Join Us: Howard Pawley Memorial Lecture – October 18, 2017 – Michael Copps: Net Neutrality & Beyond

The Public Interest Advocacy Centre and the Centre for Law, Technology and Society at the University of Ottawa are delighted to introduce a new joint annual lecture:

Howard Pawley Memorial Lecture

Michael Copps:
Net Neutrality & Beyond
The Long Road Ahead

 

Wednesday, October 18th, 2017, at 5:30pm
Fauteux HallRoom 147
57 Louis Pasteur, Ottawa, ON

 

RSVP at http://tinyurl.com/pawley2017 (before October 16th)


About Net Neutrality & Beyond

Lost in the debate over net neutrality is the future of the Internet beyond that issue: questions of industry consolidation, commercialization, content proprietorship, Artificial Intelligence, etc., that will dictate not only what kind of communications ecosystem we end up with but what kind of world in the future. A true expert and great thinker will discuss net neutrality developments in the United States and even bigger questions beyond.

Page segmentation data:
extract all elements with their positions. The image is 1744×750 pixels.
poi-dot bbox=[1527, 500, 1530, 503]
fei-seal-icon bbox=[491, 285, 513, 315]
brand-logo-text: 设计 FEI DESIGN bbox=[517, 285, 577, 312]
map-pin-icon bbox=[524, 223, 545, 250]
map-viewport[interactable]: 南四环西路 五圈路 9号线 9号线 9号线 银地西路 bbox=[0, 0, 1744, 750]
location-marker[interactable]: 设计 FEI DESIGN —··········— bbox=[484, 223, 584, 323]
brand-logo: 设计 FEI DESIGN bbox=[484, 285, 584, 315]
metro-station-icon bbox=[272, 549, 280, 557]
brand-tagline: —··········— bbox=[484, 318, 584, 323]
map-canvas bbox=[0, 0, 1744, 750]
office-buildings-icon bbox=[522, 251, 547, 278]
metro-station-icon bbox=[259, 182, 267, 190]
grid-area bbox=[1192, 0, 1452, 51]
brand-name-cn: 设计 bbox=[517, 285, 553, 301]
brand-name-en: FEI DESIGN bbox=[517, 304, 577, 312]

**Exercises:**
1. Answer these questions about the lecture announcement:
(a) Which two organizations are introducing the new joint annual lecture?
(b) By what date should attendees RSVP?
(c) At what time does the lecture take place?
2. Please repeat the lecture announcement word for word, from "Wednesday, October 18th, 2017, at 5:30pm" up to and including "bigger questions beyond.".
3. List every issue that the lecture announcement names as part of the Internet's future beyond net neutrality.

**Answers provided:**
1.
(a) The Public Interest Advocacy Centre and the Centre for Law, Technology and Society at the University of Ottawa
(b) Before October 16th
(c) 5:30pm

2.
Wednesday, October 18th, 2017, at 5:30pm
Fauteux HallRoom 147
57 Louis Pasteur, Ottawa, ON

 

RSVP at http://tinyurl.com/pawley2017 (before October 16th)


About Net Neutrality & Beyond

Lost in the debate over net neutrality is the future of the Internet beyond that issue: questions of industry consolidation, commercialization, content proprietorship, Artificial Intelligence, etc., that will dictate not only what kind of communications ecosystem we end up with but what kind of world in the future. A true expert and great thinker will discuss net neutrality developments in the United States and even bigger questions beyond.

3.
industry consolidation
commercialization
content proprietorship
Artificial Intelligence